Required work
Print the entries below word for word; the pictures stay out of your copy.

___ Recorded data ___

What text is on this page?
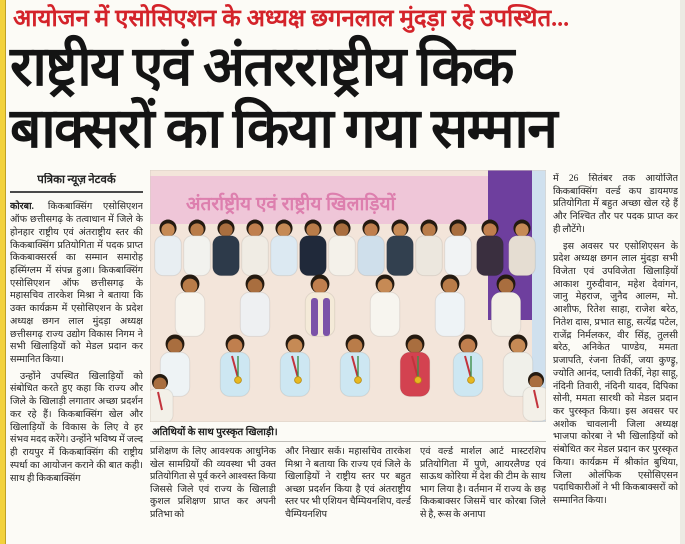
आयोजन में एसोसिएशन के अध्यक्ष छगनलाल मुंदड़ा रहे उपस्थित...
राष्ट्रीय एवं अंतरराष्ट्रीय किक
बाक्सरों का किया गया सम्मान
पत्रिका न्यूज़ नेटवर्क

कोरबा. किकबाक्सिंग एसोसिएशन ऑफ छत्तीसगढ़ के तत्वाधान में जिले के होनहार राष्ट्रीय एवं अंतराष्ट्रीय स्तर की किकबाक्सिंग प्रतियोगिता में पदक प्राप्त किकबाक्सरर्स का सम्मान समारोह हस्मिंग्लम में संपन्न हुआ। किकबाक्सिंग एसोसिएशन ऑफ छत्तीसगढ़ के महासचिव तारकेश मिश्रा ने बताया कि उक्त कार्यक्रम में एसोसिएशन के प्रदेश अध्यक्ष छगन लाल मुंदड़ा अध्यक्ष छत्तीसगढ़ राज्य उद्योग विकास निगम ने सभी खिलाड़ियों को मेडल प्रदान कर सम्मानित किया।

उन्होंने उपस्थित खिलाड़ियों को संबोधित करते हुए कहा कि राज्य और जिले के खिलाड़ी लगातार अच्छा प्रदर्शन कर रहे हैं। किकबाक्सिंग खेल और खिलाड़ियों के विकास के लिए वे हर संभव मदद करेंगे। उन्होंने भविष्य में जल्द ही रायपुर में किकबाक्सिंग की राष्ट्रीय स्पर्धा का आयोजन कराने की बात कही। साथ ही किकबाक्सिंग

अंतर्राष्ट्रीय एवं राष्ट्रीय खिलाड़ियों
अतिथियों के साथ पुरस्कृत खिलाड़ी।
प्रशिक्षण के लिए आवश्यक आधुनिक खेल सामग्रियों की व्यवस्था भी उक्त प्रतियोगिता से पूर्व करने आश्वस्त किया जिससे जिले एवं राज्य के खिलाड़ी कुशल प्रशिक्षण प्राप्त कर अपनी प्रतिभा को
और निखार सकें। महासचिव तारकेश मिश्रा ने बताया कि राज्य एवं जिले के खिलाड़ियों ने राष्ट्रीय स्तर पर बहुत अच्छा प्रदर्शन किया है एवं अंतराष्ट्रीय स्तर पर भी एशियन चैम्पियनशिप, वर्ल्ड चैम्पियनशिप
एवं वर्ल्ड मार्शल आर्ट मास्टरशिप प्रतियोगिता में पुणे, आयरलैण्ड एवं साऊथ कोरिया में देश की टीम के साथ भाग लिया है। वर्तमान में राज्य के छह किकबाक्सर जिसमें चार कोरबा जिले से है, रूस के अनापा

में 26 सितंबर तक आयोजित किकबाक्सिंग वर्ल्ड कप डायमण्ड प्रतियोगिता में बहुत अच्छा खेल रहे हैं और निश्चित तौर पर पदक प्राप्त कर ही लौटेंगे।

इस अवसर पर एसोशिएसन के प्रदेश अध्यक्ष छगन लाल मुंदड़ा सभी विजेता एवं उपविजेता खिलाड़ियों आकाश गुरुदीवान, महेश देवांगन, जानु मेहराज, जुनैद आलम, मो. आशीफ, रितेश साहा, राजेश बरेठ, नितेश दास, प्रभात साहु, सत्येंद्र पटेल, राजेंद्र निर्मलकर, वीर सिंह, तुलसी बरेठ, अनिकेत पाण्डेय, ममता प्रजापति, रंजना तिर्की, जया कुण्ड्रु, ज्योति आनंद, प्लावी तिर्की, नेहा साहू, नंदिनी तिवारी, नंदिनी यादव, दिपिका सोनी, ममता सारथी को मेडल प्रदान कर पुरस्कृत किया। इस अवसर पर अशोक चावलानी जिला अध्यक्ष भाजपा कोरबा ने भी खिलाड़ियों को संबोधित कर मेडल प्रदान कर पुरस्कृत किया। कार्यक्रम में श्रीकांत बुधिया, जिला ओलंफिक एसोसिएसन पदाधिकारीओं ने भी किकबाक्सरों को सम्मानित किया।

___

Reply to the task
What text is on this page?
आयोजन में एसोसिएशन के अध्यक्ष छगनलाल मुंदड़ा रहे उपस्थित...
राष्ट्रीय एवं अंतरराष्ट्रीय किक
बाक्सरों का किया गया सम्मान
पत्रिका न्यूज़ नेटवर्क

कोरबा. किकबाक्सिंग एसोसिएशन ऑफ छत्तीसगढ़ के तत्वाधान में जिले के होनहार राष्ट्रीय एवं अंतराष्ट्रीय स्तर की किकबाक्सिंग प्रतियोगिता में पदक प्राप्त किकबाक्सरर्स का सम्मान समारोह हस्मिंग्लम में संपन्न हुआ। किकबाक्सिंग एसोसिएशन ऑफ छत्तीसगढ़ के महासचिव तारकेश मिश्रा ने बताया कि उक्त कार्यक्रम में एसोसिएशन के प्रदेश अध्यक्ष छगन लाल मुंदड़ा अध्यक्ष छत्तीसगढ़ राज्य उद्योग विकास निगम ने सभी खिलाड़ियों को मेडल प्रदान कर सम्मानित किया।

उन्होंने उपस्थित खिलाड़ियों को संबोधित करते हुए कहा कि राज्य और जिले के खिलाड़ी लगातार अच्छा प्रदर्शन कर रहे हैं। किकबाक्सिंग खेल और खिलाड़ियों के विकास के लिए वे हर संभव मदद करेंगे। उन्होंने भविष्य में जल्द ही रायपुर में किकबाक्सिंग की राष्ट्रीय स्पर्धा का आयोजन कराने की बात कही। साथ ही किकबाक्सिंग

अंतर्राष्ट्रीय एवं राष्ट्रीय खिलाड़ियों
अतिथियों के साथ पुरस्कृत खिलाड़ी।
प्रशिक्षण के लिए आवश्यक आधुनिक खेल सामग्रियों की व्यवस्था भी उक्त प्रतियोगिता से पूर्व करने आश्वस्त किया जिससे जिले एवं राज्य के खिलाड़ी कुशल प्रशिक्षण प्राप्त कर अपनी प्रतिभा को
और निखार सकें। महासचिव तारकेश मिश्रा ने बताया कि राज्य एवं जिले के खिलाड़ियों ने राष्ट्रीय स्तर पर बहुत अच्छा प्रदर्शन किया है एवं अंतराष्ट्रीय स्तर पर भी एशियन चैम्पियनशिप, वर्ल्ड चैम्पियनशिप
एवं वर्ल्ड मार्शल आर्ट मास्टरशिप प्रतियोगिता में पुणे, आयरलैण्ड एवं साऊथ कोरिया में देश की टीम के साथ भाग लिया है। वर्तमान में राज्य के छह किकबाक्सर जिसमें चार कोरबा जिले से है, रूस के अनापा

में 26 सितंबर तक आयोजित किकबाक्सिंग वर्ल्ड कप डायमण्ड प्रतियोगिता में बहुत अच्छा खेल रहे हैं और निश्चित तौर पर पदक प्राप्त कर ही लौटेंगे।

इस अवसर पर एसोशिएसन के प्रदेश अध्यक्ष छगन लाल मुंदड़ा सभी विजेता एवं उपविजेता खिलाड़ियों आकाश गुरुदीवान, महेश देवांगन, जानु मेहराज, जुनैद आलम, मो. आशीफ, रितेश साहा, राजेश बरेठ, नितेश दास, प्रभात साहु, सत्येंद्र पटेल, राजेंद्र निर्मलकर, वीर सिंह, तुलसी बरेठ, अनिकेत पाण्डेय, ममता प्रजापति, रंजना तिर्की, जया कुण्ड्रु, ज्योति आनंद, प्लावी तिर्की, नेहा साहू, नंदिनी तिवारी, नंदिनी यादव, दिपिका सोनी, ममता सारथी को मेडल प्रदान कर पुरस्कृत किया। इस अवसर पर अशोक चावलानी जिला अध्यक्ष भाजपा कोरबा ने भी खिलाड़ियों को संबोधित कर मेडल प्रदान कर पुरस्कृत किया। कार्यक्रम में श्रीकांत बुधिया, जिला ओलंफिक एसोसिएसन पदाधिकारीओं ने भी किकबाक्सरों को सम्मानित किया।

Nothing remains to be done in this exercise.